Layout annotation records:
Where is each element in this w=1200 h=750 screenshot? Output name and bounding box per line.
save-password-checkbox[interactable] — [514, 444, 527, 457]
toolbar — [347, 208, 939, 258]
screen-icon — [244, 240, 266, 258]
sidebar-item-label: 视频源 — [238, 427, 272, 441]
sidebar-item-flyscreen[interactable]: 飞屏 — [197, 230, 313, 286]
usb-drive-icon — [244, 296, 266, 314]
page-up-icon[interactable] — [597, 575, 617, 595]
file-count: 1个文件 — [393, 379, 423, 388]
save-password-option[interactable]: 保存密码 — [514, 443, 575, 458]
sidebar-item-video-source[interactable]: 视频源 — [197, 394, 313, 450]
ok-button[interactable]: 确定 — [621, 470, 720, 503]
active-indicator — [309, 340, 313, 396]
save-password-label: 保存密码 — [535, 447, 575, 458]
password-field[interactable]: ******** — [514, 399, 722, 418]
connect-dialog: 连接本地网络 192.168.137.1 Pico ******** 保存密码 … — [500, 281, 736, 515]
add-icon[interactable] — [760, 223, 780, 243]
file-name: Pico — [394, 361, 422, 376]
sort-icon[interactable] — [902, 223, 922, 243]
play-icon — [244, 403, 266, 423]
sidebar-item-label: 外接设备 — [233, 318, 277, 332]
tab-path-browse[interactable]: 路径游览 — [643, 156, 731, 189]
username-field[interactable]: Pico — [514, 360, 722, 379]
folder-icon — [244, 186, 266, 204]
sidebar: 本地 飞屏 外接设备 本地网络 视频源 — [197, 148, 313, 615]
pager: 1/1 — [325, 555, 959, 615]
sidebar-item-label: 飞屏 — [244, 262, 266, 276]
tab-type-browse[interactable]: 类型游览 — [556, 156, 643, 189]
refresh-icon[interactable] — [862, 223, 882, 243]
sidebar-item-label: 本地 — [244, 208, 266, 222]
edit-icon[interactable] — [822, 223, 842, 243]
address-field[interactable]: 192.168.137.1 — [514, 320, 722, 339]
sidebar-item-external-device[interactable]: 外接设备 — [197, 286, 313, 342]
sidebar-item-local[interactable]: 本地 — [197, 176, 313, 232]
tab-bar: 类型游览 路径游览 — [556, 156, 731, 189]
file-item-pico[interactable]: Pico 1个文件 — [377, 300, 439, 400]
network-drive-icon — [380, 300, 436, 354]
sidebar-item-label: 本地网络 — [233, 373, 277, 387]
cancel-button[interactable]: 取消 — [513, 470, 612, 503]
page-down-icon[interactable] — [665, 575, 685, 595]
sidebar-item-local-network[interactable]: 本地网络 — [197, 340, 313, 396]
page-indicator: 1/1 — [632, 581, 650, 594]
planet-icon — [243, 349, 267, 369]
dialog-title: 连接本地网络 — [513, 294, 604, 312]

The request | Copy the material line for line, without changes, starting at its first line and ending at the line that contains "sidebar-item-label: 本地网络 —", including both of those lines.

Response to this exercise |
Where is each element in this w=1200 h=750 screenshot? Output name and bounding box per line.
save-password-checkbox[interactable] — [514, 444, 527, 457]
toolbar — [347, 208, 939, 258]
screen-icon — [244, 240, 266, 258]
sidebar-item-label: 视频源 — [238, 427, 272, 441]
sidebar-item-flyscreen[interactable]: 飞屏 — [197, 230, 313, 286]
usb-drive-icon — [244, 296, 266, 314]
page-up-icon[interactable] — [597, 575, 617, 595]
file-count: 1个文件 — [393, 379, 423, 388]
save-password-option[interactable]: 保存密码 — [514, 443, 575, 458]
sidebar-item-video-source[interactable]: 视频源 — [197, 394, 313, 450]
ok-button[interactable]: 确定 — [621, 470, 720, 503]
active-indicator — [309, 340, 313, 396]
save-password-label: 保存密码 — [535, 447, 575, 458]
password-field[interactable]: ******** — [514, 399, 722, 418]
connect-dialog: 连接本地网络 192.168.137.1 Pico ******** 保存密码 … — [500, 281, 736, 515]
add-icon[interactable] — [760, 223, 780, 243]
file-name: Pico — [394, 361, 422, 376]
sort-icon[interactable] — [902, 223, 922, 243]
play-icon — [244, 403, 266, 423]
sidebar-item-label: 外接设备 — [233, 318, 277, 332]
tab-path-browse[interactable]: 路径游览 — [643, 156, 731, 189]
username-field[interactable]: Pico — [514, 360, 722, 379]
folder-icon — [244, 186, 266, 204]
sidebar: 本地 飞屏 外接设备 本地网络 视频源 — [197, 148, 313, 615]
pager: 1/1 — [325, 555, 959, 615]
sidebar-item-label: 飞屏 — [244, 262, 266, 276]
tab-type-browse[interactable]: 类型游览 — [556, 156, 643, 189]
refresh-icon[interactable] — [862, 223, 882, 243]
sidebar-item-label: 本地 — [244, 208, 266, 222]
edit-icon[interactable] — [822, 223, 842, 243]
address-field[interactable]: 192.168.137.1 — [514, 320, 722, 339]
sidebar-item-external-device[interactable]: 外接设备 — [197, 286, 313, 342]
sidebar-item-local[interactable]: 本地 — [197, 176, 313, 232]
tab-bar: 类型游览 路径游览 — [556, 156, 731, 189]
file-item-pico[interactable]: Pico 1个文件 — [377, 300, 439, 400]
network-drive-icon — [380, 300, 436, 354]
sidebar-item-label: 本地网络 — [233, 373, 277, 387]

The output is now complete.